_Given instruction_.
Locate each line of the material that contains "overline", then return it.

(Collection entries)
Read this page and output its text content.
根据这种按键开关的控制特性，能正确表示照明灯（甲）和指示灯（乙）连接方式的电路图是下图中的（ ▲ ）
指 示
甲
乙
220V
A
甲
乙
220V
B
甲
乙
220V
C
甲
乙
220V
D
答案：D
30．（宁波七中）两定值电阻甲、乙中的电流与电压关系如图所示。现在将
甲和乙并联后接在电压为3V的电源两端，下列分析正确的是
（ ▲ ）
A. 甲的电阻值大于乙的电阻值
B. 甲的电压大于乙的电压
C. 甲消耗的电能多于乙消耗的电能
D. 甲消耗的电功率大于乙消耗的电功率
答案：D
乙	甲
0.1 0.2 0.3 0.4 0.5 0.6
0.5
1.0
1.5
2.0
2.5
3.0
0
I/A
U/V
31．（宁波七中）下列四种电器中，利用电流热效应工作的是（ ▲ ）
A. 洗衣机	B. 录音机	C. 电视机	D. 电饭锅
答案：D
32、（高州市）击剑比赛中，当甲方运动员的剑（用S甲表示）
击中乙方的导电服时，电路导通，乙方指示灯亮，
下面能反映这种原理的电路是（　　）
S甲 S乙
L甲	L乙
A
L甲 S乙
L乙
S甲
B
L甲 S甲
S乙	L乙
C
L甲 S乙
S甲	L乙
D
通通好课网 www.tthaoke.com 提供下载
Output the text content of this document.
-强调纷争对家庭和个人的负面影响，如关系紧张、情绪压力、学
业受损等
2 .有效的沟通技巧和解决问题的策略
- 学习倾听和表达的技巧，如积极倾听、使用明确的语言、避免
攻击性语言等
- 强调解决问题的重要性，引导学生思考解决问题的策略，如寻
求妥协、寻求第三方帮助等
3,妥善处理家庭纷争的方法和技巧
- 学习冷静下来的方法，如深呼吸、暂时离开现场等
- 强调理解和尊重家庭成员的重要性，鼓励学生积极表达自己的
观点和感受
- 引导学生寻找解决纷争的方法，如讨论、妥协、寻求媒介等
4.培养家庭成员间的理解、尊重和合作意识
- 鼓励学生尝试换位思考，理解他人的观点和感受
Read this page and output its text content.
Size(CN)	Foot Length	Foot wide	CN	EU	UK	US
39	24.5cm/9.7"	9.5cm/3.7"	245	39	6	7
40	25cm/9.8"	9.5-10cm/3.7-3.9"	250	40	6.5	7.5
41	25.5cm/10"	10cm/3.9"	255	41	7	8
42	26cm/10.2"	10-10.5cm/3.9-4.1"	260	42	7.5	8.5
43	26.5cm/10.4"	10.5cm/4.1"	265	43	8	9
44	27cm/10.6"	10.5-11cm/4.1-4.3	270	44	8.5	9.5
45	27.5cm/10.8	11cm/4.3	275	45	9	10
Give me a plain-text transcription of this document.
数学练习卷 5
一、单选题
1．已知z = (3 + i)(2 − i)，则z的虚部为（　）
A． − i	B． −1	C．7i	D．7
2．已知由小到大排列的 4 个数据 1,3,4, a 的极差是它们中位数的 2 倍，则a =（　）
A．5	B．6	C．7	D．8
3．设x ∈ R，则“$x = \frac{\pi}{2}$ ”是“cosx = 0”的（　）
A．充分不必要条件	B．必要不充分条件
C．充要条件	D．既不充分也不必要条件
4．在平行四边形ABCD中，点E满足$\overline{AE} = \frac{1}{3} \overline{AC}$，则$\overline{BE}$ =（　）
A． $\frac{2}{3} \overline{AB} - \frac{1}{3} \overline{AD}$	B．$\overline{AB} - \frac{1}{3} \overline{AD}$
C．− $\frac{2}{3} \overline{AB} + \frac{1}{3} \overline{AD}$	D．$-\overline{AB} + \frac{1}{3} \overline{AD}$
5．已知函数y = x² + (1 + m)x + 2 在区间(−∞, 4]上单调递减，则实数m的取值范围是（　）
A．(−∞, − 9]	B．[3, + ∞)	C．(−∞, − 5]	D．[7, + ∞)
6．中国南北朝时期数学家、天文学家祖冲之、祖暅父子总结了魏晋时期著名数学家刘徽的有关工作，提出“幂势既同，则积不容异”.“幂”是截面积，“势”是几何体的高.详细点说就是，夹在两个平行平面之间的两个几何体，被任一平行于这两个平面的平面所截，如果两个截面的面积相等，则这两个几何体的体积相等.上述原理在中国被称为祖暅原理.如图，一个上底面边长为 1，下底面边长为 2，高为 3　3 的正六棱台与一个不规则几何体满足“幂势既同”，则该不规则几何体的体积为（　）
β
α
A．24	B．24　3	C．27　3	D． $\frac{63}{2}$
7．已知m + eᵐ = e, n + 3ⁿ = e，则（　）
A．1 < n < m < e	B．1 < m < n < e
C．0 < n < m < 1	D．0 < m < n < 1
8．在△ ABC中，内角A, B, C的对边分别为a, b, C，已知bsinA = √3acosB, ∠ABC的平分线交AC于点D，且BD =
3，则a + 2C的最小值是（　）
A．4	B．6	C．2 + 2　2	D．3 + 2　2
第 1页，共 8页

_Worked answer_.
4．在平行四边形ABCD中，点E满足$\overline{AE} = \frac{1}{3} \overline{AC}$，则$\overline{BE}$ =（　）
A． $\frac{2}{3} \overline{AB} - \frac{1}{3} \overline{AD}$	B．$\overline{AB} - \frac{1}{3} \overline{AD}$
C．− $\frac{2}{3} \overline{AB} + \frac{1}{3} \overline{AD}$	D．$-\overline{AB} + \frac{1}{3} \overline{AD}$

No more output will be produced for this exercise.